Stated goal » Copy out each line of the listing that has the word "chart" in it.

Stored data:
▼

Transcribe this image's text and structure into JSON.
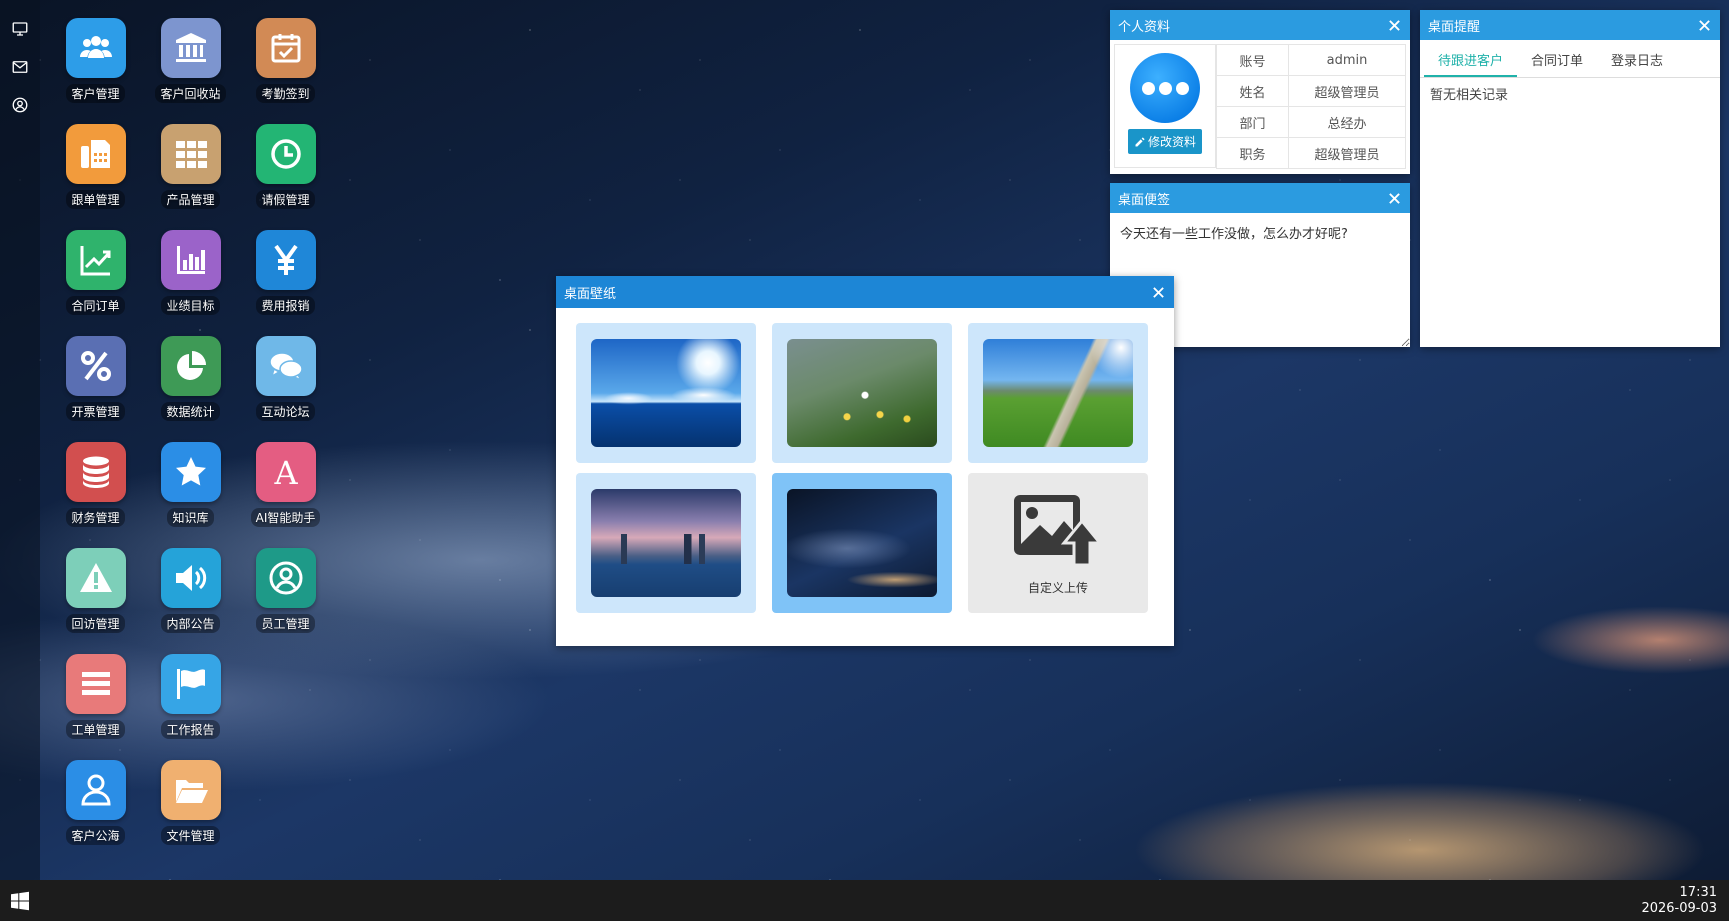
{
  "desktop": {
    "icons": [
      {
        "label": "客户管理",
        "icon": "users-icon",
        "color": "#2d9de8"
      },
      {
        "label": "客户回收站",
        "icon": "bank-icon",
        "color": "#7d95cf"
      },
      {
        "label": "考勤签到",
        "icon": "calendar-check-icon",
        "color": "#d28a55"
      },
      {
        "label": "跟单管理",
        "icon": "fax-icon",
        "color": "#f29b3c"
      },
      {
        "label": "产品管理",
        "icon": "grid-icon",
        "color": "#c8a170"
      },
      {
        "label": "请假管理",
        "icon": "clock-icon",
        "color": "#23b574"
      },
      {
        "label": "合同订单",
        "icon": "trend-chart-icon",
        "color": "#2fb36c"
      },
      {
        "label": "业绩目标",
        "icon": "bar-chart-icon",
        "color": "#9b63c9"
      },
      {
        "label": "费用报销",
        "icon": "yen-icon",
        "color": "#1f87d8"
      },
      {
        "label": "开票管理",
        "icon": "percent-icon",
        "color": "#5a6fb3"
      },
      {
        "label": "数据统计",
        "icon": "pie-chart-icon",
        "color": "#3e9a56"
      },
      {
        "label": "互动论坛",
        "icon": "chat-icon",
        "color": "#6fb8e8"
      },
      {
        "label": "财务管理",
        "icon": "database-icon",
        "color": "#d24f4f"
      },
      {
        "label": "知识库",
        "icon": "star-icon",
        "color": "#2b8ee6"
      },
      {
        "label": "AI智能助手",
        "icon": "letter-a-icon",
        "color": "#e45d82"
      },
      {
        "label": "回访管理",
        "icon": "warning-icon",
        "color": "#7dcfb9"
      },
      {
        "label": "内部公告",
        "icon": "speaker-icon",
        "color": "#25a3d9"
      },
      {
        "label": "员工管理",
        "icon": "user-circle-icon",
        "color": "#1e9a88"
      },
      {
        "label": "工单管理",
        "icon": "list-icon",
        "color": "#e87a7a"
      },
      {
        "label": "工作报告",
        "icon": "flag-icon",
        "color": "#36a5e6"
      },
      {
        "label": "",
        "icon": "",
        "color": ""
      },
      {
        "label": "客户公海",
        "icon": "user-outline-icon",
        "color": "#2b8ee6"
      },
      {
        "label": "文件管理",
        "icon": "folder-open-icon",
        "color": "#f0b070"
      }
    ]
  },
  "profile": {
    "title": "个人资料",
    "edit_label": "修改资料",
    "rows": [
      {
        "key": "账号",
        "value": "admin"
      },
      {
        "key": "姓名",
        "value": "超级管理员"
      },
      {
        "key": "部门",
        "value": "总经办"
      },
      {
        "key": "职务",
        "value": "超级管理员"
      }
    ]
  },
  "note": {
    "title": "桌面便签",
    "text": "今天还有一些工作没做，怎么办才好呢?"
  },
  "reminder": {
    "title": "桌面提醒",
    "tabs": [
      "待跟进客户",
      "合同订单",
      "登录日志"
    ],
    "active_tab": 0,
    "empty_text": "暂无相关记录"
  },
  "wallpaper": {
    "title": "桌面壁纸",
    "items": [
      "ocean-sky",
      "flowers-bokeh",
      "meadow-path",
      "city-skyline",
      "starry-night"
    ],
    "selected": "starry-night",
    "upload_label": "自定义上传"
  },
  "taskbar": {
    "time": "17:31",
    "date": "2026-09-03"
  },
  "colors": {
    "title_bar": "#2b9be0",
    "wallpaper_title_bar": "#1d86d6",
    "active_tab": "#20b2aa",
    "taskbar": "#1c1c1c"
  }
}
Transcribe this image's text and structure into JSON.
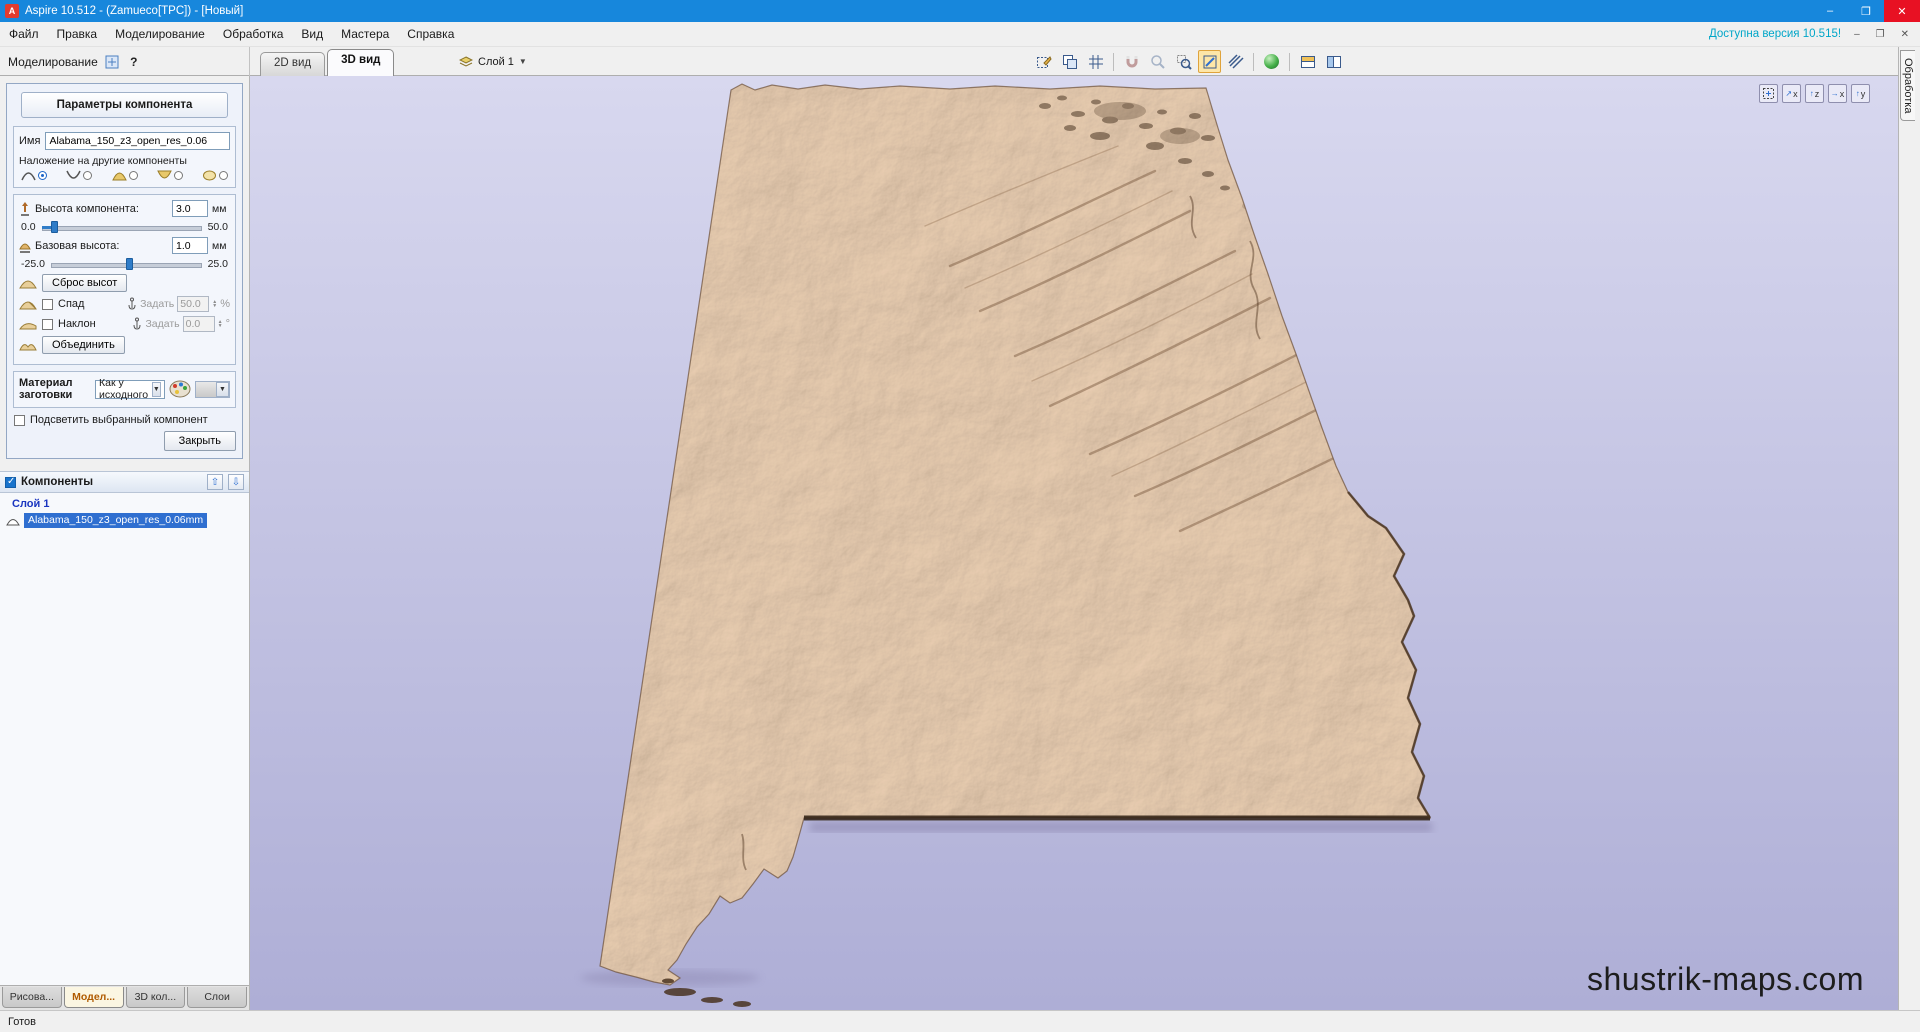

▲

Exercise answer »
        "icon": "trend-chart-icon",
        "icon": "bar-chart-icon",
        "icon": "pie-chart-icon",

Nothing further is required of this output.